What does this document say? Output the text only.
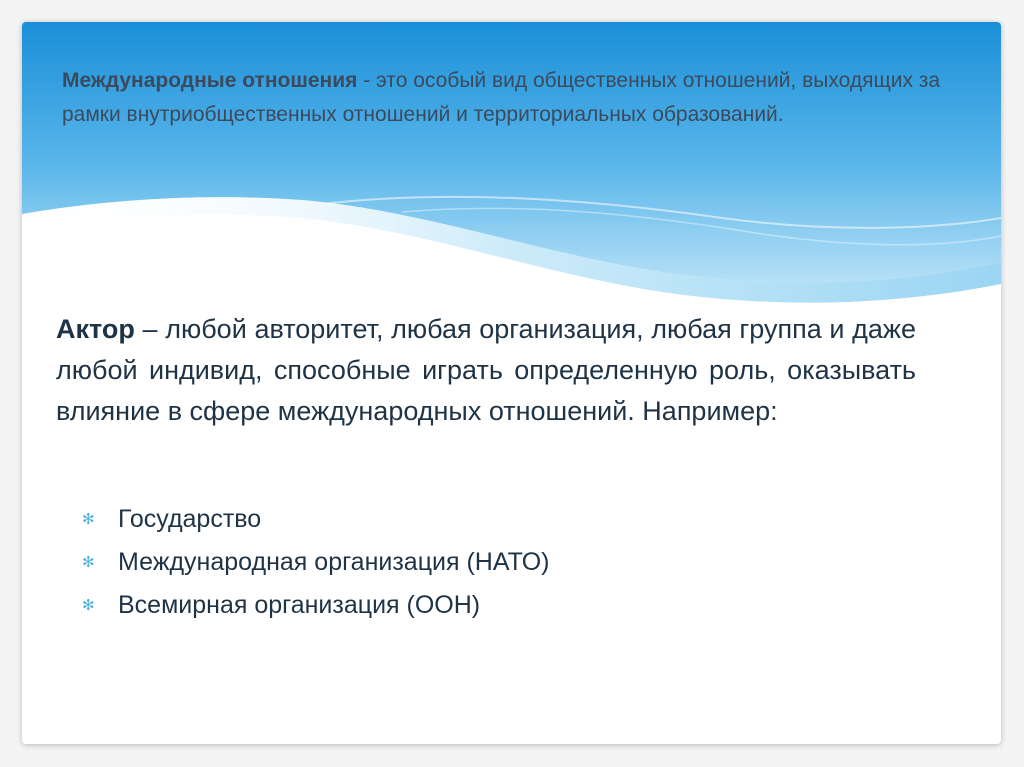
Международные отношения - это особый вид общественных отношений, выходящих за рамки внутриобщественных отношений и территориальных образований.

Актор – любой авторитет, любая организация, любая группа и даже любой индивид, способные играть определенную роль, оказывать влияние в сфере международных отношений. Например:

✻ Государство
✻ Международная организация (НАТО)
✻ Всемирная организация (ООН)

════════

> **YOUR GOAL**:
Quote the records in their entirety, keeping the wording exact and excluding pictures.

> **REPLY**:
What does this document say? Output the text only.
Международные отношения - это особый вид общественных отношений, выходящих за рамки внутриобщественных отношений и территориальных образований.

Актор – любой авторитет, любая организация, любая группа и даже любой индивид, способные играть определенную роль, оказывать влияние в сфере международных отношений. Например:

✻ Государство
✻ Международная организация (НАТО)
✻ Всемирная организация (ООН)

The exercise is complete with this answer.